What to produce>
Copy each line of the data below with the word "APRENDIZAJE".

Available records>
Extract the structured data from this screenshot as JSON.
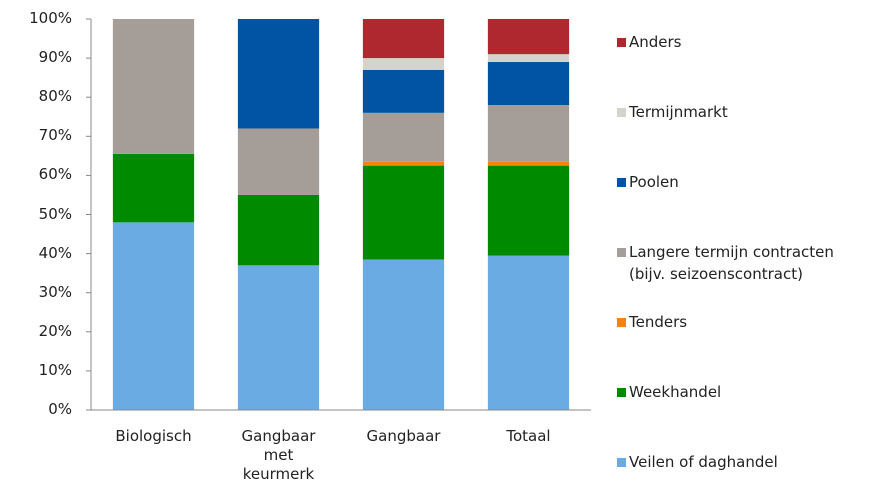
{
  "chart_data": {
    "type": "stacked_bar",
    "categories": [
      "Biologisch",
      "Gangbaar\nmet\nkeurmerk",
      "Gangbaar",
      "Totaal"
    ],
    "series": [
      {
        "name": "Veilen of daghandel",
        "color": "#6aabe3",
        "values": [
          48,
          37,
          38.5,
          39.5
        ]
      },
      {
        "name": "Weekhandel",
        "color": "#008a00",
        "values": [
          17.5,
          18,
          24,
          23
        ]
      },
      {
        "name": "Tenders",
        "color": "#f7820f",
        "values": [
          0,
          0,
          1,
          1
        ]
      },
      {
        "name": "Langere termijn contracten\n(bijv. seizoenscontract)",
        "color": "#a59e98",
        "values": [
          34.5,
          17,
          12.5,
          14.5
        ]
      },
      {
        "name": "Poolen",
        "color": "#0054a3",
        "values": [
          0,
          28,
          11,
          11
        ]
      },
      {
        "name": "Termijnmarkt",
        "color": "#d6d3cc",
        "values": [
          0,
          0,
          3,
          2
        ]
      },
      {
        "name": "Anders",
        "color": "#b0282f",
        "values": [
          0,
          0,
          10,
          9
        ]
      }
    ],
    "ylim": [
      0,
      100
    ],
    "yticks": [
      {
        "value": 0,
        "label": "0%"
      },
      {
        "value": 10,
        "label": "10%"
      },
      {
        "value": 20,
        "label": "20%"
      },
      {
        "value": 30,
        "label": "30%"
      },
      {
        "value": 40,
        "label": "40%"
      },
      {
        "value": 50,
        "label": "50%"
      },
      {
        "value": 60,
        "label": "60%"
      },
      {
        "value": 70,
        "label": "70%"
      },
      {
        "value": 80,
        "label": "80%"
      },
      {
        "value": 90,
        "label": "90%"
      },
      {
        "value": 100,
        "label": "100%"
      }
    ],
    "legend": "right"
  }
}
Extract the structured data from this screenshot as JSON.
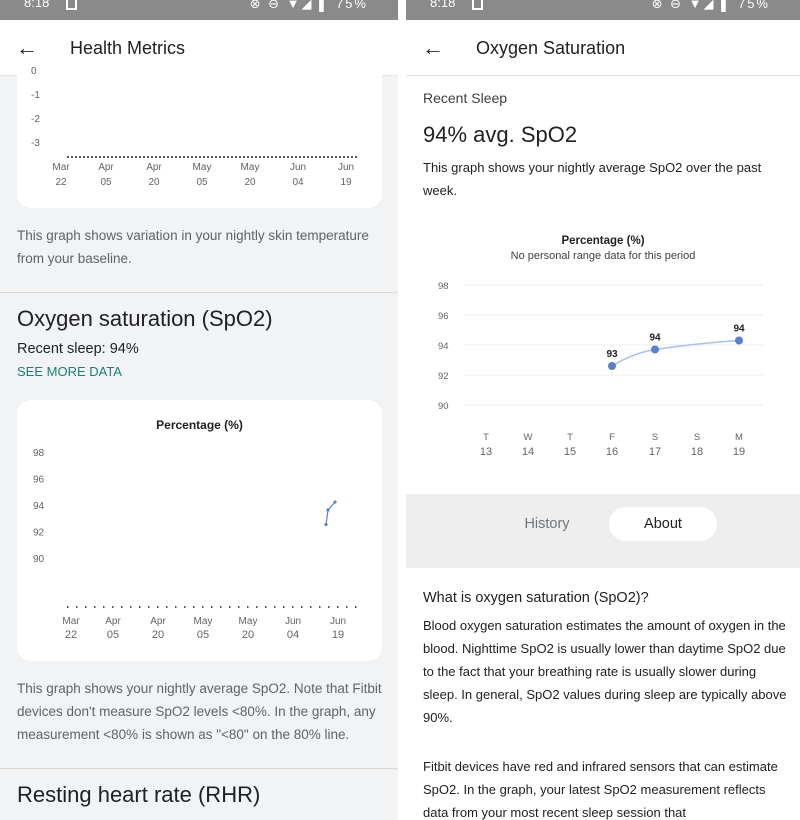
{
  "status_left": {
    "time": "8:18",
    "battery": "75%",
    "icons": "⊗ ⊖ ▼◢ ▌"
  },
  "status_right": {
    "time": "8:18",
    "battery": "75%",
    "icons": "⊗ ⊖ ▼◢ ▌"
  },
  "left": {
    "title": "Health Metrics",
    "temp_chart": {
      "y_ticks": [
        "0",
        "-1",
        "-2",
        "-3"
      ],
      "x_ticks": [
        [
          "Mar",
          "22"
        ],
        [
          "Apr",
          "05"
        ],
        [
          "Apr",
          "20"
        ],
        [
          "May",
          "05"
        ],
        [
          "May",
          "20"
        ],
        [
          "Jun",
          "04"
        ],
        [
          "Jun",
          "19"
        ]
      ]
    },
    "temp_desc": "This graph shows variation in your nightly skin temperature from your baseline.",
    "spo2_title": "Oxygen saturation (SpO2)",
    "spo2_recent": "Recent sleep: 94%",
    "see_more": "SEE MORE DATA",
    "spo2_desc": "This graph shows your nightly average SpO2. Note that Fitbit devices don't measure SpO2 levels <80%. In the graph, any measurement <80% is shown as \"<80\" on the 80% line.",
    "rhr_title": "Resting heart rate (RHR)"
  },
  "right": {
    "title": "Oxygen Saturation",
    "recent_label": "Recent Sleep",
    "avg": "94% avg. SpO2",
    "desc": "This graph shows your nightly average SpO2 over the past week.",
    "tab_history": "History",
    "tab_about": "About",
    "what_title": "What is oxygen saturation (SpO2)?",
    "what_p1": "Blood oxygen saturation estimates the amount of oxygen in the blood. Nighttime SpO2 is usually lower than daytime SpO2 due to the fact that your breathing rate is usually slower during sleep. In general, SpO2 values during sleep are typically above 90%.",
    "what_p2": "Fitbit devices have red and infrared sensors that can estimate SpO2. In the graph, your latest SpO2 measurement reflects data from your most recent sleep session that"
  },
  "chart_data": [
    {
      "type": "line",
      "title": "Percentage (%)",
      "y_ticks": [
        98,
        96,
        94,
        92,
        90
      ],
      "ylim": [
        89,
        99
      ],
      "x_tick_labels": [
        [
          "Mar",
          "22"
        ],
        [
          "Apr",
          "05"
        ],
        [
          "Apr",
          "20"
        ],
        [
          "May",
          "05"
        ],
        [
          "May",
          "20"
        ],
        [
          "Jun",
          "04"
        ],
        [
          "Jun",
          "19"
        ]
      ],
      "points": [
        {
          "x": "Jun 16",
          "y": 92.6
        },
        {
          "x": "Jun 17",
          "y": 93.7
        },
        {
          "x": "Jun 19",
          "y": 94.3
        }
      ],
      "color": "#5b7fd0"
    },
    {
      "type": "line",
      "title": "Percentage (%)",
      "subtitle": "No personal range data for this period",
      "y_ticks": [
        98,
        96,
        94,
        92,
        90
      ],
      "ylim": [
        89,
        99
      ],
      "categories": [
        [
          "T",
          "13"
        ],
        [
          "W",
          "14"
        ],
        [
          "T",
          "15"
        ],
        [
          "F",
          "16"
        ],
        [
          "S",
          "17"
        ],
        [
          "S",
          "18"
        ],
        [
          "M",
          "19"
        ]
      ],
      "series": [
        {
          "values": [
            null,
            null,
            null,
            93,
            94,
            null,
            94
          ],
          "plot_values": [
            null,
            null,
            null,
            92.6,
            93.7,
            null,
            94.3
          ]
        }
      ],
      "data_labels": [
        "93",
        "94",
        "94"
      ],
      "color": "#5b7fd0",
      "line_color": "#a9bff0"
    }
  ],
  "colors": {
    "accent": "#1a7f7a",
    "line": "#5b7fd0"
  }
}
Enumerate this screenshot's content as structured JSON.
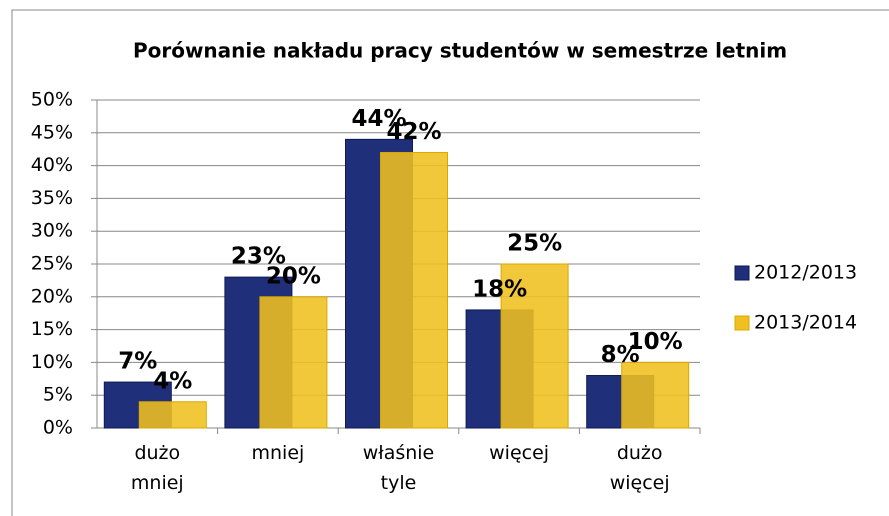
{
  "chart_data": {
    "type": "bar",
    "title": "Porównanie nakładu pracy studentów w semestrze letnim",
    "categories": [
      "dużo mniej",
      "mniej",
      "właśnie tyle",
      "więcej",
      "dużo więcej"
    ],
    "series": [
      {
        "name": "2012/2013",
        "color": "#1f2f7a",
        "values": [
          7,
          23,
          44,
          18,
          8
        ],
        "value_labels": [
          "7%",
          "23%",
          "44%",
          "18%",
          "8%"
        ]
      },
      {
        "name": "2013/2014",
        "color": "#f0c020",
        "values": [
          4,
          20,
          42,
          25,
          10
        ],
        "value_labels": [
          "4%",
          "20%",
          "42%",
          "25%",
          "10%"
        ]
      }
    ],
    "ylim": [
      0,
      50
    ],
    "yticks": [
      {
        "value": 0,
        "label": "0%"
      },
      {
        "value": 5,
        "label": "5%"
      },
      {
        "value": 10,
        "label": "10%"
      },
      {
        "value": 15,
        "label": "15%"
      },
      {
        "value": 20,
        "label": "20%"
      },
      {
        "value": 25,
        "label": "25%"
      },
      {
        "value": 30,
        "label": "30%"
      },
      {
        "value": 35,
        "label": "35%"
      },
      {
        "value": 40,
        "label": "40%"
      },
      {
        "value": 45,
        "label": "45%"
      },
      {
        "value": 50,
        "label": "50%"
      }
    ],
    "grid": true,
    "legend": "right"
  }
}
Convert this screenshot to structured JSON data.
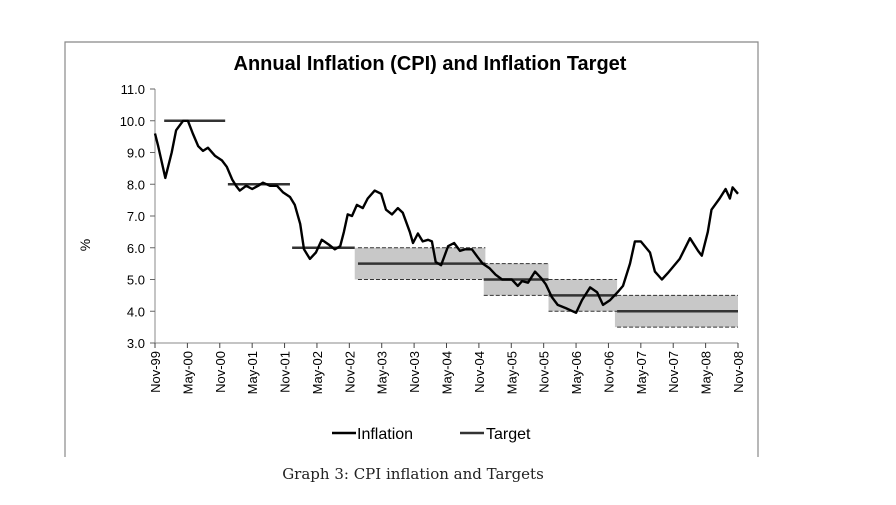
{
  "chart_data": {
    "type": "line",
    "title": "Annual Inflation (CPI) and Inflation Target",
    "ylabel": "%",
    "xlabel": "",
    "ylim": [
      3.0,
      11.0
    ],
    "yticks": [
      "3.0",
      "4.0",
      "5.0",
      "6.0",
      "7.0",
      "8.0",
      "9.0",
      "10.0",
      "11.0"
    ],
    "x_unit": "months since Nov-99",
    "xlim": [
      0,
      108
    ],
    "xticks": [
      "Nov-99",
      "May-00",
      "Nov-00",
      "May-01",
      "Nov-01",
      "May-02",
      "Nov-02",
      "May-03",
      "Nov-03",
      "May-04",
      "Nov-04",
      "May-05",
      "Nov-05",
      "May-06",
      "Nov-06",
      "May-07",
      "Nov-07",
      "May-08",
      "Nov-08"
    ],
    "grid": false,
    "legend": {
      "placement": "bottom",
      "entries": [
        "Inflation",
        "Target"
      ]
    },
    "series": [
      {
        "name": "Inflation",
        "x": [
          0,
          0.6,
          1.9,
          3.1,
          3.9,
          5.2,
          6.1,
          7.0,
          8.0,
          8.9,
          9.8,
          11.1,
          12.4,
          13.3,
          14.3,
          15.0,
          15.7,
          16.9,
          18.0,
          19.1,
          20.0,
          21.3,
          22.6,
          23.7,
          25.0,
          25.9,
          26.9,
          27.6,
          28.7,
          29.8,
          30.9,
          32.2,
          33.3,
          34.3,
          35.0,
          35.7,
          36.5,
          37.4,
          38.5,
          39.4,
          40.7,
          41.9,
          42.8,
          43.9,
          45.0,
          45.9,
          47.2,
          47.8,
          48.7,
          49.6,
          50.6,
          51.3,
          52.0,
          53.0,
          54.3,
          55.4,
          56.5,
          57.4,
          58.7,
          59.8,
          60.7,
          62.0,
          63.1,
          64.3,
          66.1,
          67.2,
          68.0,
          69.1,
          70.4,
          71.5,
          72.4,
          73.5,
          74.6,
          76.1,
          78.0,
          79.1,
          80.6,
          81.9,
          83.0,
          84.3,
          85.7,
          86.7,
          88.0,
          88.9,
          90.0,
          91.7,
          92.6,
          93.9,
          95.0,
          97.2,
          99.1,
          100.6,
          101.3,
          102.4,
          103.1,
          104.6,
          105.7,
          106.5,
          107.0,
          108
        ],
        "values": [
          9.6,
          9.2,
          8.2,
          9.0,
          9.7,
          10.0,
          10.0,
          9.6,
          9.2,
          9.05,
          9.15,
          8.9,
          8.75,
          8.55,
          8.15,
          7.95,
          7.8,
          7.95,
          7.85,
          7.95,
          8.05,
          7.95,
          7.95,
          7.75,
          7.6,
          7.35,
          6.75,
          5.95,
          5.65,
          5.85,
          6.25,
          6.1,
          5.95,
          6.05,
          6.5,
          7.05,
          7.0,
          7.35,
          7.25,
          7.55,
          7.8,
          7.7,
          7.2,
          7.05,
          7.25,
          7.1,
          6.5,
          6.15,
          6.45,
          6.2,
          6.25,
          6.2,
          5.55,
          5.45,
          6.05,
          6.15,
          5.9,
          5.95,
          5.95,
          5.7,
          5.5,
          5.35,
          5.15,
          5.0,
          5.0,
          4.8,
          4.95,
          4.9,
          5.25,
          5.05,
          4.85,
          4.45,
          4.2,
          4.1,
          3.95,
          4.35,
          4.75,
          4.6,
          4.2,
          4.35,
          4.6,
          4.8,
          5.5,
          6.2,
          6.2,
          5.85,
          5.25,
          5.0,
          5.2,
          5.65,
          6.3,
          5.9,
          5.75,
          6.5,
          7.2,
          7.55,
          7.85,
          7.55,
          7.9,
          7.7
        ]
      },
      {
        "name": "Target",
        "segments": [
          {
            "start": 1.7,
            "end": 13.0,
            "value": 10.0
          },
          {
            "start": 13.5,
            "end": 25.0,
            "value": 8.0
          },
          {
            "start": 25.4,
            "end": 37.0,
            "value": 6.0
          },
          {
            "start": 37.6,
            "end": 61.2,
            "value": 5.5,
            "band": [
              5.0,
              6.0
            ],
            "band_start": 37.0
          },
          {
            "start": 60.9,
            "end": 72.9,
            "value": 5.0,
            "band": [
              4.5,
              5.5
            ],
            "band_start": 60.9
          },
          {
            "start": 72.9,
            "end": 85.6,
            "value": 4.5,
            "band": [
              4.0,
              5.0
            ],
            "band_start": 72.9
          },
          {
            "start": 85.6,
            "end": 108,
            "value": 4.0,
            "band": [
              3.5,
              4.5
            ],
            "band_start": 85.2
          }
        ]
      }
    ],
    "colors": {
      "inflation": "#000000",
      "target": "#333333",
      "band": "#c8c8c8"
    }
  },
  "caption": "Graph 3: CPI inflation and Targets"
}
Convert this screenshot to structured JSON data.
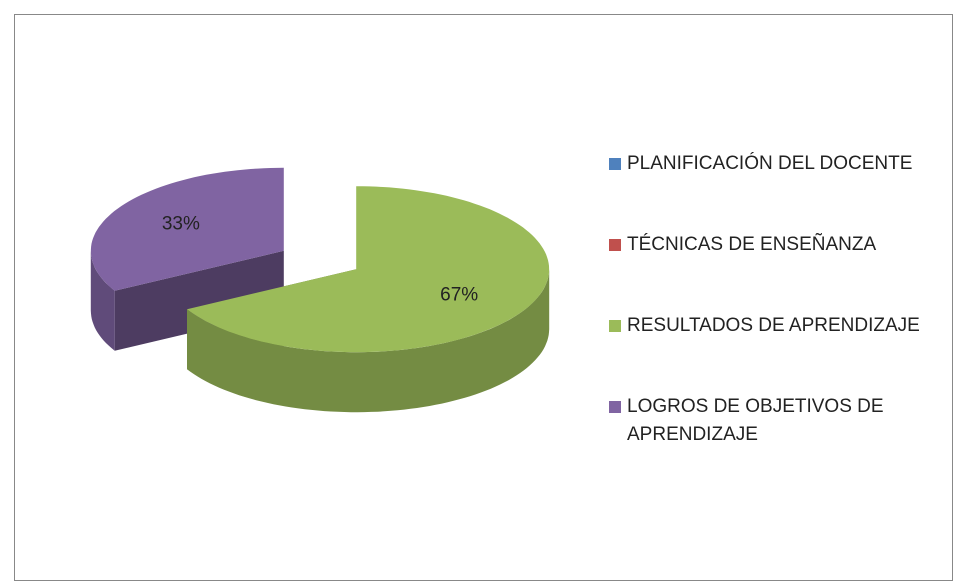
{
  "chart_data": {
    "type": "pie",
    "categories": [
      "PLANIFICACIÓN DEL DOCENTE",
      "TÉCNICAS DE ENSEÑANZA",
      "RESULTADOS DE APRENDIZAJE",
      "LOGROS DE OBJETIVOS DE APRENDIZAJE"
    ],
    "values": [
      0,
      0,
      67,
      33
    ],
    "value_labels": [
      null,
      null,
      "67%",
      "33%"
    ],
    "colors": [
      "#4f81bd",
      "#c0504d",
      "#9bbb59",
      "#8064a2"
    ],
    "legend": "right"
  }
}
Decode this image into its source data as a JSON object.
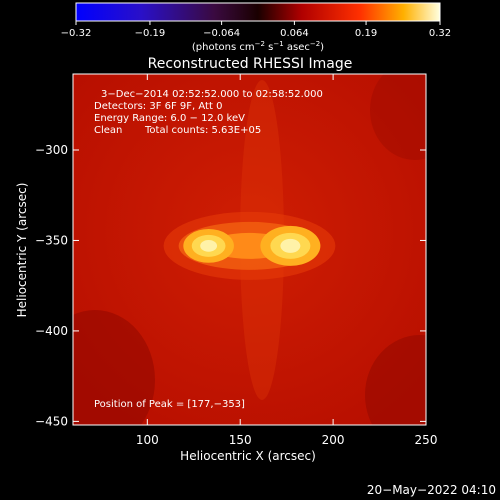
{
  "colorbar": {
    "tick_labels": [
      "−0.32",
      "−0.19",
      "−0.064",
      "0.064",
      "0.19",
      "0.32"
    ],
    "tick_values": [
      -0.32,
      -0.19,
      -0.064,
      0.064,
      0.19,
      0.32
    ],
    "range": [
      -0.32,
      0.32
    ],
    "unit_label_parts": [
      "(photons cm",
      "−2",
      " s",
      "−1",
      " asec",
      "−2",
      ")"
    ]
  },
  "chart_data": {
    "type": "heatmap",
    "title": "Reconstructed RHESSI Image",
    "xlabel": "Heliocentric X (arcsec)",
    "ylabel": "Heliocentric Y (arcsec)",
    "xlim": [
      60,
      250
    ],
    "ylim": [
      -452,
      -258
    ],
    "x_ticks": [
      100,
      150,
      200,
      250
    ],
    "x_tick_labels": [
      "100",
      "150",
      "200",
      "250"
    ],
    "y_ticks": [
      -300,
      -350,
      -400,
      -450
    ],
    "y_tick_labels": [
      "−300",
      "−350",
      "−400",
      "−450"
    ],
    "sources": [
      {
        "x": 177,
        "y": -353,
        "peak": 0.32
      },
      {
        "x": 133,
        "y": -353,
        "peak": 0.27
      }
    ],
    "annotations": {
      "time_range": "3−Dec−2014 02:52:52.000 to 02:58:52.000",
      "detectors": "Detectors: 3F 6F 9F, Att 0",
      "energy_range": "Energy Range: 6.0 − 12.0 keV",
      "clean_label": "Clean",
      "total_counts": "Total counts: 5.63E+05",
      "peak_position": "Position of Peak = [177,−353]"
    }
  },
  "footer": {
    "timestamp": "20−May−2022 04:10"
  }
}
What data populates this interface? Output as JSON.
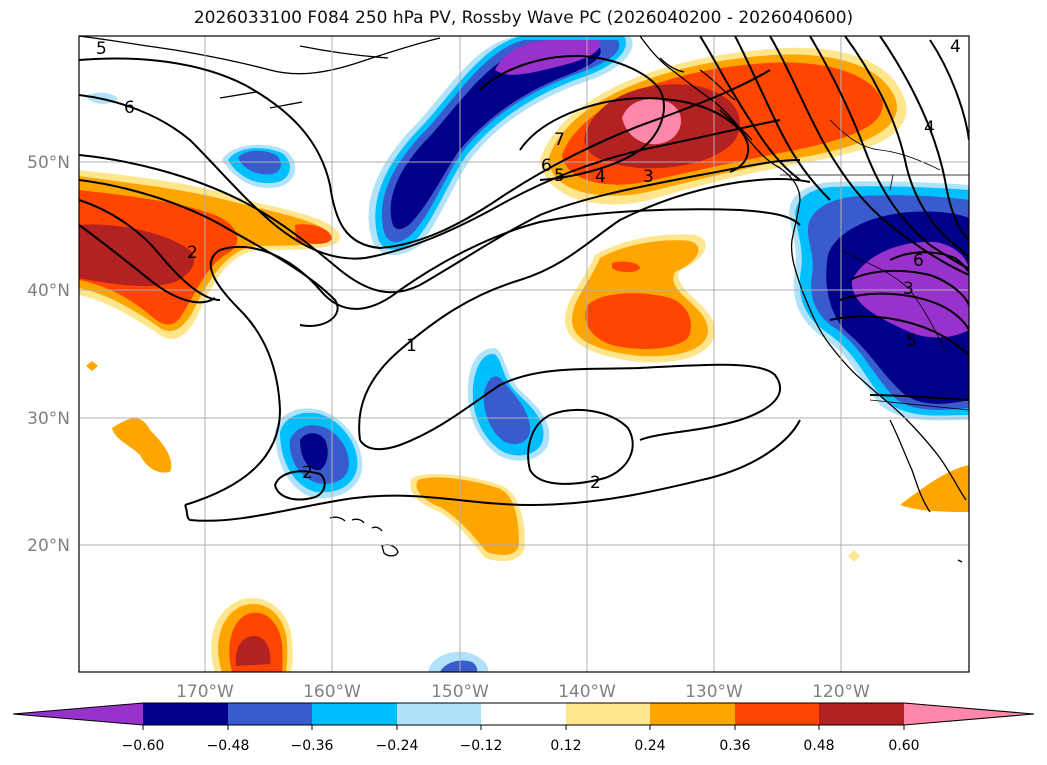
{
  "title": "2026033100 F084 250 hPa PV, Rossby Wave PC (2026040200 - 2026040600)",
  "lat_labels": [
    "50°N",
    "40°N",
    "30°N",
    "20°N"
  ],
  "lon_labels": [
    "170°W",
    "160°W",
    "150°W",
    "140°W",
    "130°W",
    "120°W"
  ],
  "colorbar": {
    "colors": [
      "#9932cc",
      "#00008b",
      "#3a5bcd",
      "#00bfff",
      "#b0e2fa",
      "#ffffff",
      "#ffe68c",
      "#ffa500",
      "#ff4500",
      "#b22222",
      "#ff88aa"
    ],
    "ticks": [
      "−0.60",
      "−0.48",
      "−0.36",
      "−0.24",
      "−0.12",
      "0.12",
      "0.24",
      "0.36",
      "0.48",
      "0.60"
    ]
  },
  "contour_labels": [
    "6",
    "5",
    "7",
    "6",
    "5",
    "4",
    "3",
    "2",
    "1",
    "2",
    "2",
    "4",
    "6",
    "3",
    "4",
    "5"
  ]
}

Task answer>
      "RESULTADOS DE APRENDIZAJE",
      "LOGROS DE OBJETIVOS DE APRENDIZAJE"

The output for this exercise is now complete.